• [Objective]: Search the listing below for the string "test" and copy every line where it occurs.

• [Data shown]:
┌──

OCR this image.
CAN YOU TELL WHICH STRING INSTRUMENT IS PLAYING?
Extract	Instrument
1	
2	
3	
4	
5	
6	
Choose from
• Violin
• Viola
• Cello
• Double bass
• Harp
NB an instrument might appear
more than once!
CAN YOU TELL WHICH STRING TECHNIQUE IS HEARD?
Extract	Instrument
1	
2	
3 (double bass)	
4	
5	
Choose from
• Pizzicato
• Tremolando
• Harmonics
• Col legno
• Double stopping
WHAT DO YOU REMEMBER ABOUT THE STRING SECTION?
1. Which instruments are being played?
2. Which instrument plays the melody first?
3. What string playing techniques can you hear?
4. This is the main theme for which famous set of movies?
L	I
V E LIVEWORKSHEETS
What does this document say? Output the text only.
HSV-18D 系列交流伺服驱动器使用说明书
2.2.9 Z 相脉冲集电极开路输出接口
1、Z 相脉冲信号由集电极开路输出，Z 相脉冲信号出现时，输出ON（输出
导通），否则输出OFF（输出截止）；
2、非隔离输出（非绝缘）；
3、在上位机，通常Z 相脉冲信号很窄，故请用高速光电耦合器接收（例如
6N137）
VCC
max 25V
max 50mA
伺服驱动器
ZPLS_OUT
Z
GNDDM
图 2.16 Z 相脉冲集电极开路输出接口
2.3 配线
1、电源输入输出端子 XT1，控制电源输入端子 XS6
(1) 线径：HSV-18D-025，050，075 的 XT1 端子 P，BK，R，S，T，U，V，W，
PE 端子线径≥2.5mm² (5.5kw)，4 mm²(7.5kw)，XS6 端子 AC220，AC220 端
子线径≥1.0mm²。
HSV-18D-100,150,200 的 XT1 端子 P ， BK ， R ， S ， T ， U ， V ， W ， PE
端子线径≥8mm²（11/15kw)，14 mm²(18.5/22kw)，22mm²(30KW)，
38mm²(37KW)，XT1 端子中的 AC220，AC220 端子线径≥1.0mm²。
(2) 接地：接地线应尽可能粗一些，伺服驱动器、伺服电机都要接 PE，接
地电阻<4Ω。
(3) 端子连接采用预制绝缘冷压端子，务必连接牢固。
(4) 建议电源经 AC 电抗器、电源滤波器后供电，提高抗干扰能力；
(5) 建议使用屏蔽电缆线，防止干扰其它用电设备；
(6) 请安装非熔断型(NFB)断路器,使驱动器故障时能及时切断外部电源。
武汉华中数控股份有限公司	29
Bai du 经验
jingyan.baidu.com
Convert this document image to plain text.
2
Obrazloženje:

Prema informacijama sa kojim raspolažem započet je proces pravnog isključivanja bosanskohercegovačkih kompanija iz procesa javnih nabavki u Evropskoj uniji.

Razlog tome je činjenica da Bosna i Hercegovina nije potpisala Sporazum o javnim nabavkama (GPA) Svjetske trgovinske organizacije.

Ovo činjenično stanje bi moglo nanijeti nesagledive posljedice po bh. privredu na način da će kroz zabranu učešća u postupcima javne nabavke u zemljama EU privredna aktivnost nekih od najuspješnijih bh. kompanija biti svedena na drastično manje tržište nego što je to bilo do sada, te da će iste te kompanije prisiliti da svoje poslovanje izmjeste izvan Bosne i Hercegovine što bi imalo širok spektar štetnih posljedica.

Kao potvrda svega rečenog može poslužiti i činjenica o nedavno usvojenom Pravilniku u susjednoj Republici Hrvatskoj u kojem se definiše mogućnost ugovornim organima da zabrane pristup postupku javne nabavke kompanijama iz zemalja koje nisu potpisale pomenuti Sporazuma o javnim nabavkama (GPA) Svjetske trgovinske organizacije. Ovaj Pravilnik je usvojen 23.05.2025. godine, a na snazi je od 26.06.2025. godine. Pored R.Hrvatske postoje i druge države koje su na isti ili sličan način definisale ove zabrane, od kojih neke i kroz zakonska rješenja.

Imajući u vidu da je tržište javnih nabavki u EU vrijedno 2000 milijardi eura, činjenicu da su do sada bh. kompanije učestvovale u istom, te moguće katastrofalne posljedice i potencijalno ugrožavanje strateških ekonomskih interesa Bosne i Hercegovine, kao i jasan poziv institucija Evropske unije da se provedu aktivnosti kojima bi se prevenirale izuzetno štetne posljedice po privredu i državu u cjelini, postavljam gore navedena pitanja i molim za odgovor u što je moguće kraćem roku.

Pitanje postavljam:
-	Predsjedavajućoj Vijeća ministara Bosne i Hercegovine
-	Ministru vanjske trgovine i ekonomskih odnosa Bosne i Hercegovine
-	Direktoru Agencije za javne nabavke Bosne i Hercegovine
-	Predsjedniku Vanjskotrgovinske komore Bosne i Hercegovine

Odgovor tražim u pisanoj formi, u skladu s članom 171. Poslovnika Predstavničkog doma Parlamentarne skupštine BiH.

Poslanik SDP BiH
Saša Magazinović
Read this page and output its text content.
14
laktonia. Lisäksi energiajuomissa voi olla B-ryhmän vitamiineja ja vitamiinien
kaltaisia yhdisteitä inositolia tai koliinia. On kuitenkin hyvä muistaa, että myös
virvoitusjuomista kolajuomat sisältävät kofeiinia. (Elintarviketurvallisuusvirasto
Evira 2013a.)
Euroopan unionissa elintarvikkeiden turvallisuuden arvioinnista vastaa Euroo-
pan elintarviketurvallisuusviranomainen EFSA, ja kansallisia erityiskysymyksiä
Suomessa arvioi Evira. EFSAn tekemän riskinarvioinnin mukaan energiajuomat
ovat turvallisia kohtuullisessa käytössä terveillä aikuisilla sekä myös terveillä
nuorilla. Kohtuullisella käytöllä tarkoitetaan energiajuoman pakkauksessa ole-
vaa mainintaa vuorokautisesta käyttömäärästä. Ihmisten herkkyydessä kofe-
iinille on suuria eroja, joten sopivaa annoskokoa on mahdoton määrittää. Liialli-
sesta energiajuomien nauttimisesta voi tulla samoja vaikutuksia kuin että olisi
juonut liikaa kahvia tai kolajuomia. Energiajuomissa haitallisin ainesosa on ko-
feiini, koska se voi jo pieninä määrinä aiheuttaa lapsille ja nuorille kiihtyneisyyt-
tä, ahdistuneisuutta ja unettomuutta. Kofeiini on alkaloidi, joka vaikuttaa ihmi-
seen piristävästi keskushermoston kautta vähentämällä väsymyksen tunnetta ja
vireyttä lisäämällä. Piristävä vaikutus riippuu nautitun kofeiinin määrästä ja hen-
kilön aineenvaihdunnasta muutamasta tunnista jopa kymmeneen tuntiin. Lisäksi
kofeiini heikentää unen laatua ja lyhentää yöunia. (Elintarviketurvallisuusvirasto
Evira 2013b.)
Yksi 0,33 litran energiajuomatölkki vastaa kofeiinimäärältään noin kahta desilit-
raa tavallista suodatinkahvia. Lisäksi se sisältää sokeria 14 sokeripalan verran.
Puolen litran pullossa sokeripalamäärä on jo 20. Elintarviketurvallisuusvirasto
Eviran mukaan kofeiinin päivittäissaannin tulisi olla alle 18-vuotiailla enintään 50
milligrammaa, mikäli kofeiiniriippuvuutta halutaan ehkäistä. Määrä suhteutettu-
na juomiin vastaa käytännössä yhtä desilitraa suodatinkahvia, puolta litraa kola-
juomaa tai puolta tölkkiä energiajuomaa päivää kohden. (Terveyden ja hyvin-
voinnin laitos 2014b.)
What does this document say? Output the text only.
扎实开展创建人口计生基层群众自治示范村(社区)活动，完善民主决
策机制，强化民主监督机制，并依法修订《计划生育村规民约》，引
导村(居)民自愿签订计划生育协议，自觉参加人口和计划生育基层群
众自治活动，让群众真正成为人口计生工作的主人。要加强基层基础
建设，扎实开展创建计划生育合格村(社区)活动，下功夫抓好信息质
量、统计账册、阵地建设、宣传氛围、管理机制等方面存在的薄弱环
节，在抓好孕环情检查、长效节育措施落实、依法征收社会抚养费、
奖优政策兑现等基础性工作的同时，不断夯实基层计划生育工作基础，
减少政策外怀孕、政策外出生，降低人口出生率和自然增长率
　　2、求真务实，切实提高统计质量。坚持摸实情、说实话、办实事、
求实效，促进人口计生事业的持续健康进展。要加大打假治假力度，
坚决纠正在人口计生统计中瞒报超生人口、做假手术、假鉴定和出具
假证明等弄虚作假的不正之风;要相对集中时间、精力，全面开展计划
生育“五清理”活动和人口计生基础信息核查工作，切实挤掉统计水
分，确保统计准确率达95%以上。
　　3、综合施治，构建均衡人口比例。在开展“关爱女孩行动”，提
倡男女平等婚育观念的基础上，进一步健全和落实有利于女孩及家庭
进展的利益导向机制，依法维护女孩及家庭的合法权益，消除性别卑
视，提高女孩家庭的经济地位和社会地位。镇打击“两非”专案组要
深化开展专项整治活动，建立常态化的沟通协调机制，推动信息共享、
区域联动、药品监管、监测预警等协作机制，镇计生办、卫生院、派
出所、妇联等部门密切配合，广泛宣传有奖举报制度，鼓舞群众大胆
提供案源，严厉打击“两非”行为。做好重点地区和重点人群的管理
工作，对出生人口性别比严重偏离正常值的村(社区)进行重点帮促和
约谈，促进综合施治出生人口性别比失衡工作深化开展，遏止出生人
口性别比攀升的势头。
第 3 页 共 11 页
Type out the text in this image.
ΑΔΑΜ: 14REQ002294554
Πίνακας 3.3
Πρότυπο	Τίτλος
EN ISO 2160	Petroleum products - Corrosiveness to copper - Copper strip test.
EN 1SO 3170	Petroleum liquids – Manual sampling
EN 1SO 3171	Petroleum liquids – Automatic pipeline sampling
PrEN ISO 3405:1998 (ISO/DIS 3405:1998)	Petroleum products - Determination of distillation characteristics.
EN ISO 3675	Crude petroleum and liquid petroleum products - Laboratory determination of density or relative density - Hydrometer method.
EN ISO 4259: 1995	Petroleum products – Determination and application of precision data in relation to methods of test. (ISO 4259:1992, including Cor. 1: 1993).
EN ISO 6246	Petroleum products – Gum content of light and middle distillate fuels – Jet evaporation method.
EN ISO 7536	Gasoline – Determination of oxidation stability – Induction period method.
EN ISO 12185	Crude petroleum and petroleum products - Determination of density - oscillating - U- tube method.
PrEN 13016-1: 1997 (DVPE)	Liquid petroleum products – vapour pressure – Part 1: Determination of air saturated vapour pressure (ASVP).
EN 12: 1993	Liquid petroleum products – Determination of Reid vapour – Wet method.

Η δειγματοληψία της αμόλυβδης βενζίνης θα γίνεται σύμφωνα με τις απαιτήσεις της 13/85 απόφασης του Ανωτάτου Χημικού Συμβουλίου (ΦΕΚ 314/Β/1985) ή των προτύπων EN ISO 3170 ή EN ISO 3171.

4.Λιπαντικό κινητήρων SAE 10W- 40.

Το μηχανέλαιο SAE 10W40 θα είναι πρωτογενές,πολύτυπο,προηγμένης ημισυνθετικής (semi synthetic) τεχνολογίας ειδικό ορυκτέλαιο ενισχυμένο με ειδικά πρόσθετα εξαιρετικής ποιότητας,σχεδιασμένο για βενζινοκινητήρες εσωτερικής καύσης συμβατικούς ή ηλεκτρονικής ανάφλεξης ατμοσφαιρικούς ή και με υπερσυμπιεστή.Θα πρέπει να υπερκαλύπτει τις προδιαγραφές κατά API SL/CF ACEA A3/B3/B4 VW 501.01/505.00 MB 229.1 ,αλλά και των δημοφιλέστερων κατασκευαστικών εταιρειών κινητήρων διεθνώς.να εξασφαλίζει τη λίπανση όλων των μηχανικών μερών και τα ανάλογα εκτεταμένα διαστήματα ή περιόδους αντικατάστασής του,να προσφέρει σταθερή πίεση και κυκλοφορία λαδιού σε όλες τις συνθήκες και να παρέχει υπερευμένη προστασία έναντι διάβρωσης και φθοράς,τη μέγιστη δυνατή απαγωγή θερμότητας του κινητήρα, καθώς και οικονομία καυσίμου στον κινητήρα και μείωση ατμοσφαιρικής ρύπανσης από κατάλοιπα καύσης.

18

└──

• [Written response]:
EN ISO 2160	Petroleum products - Corrosiveness to copper - Copper strip test.
EN ISO 4259: 1995	Petroleum products – Determination and application of precision data in relation to methods of test. (ISO 4259:1992, including Cor. 1: 1993).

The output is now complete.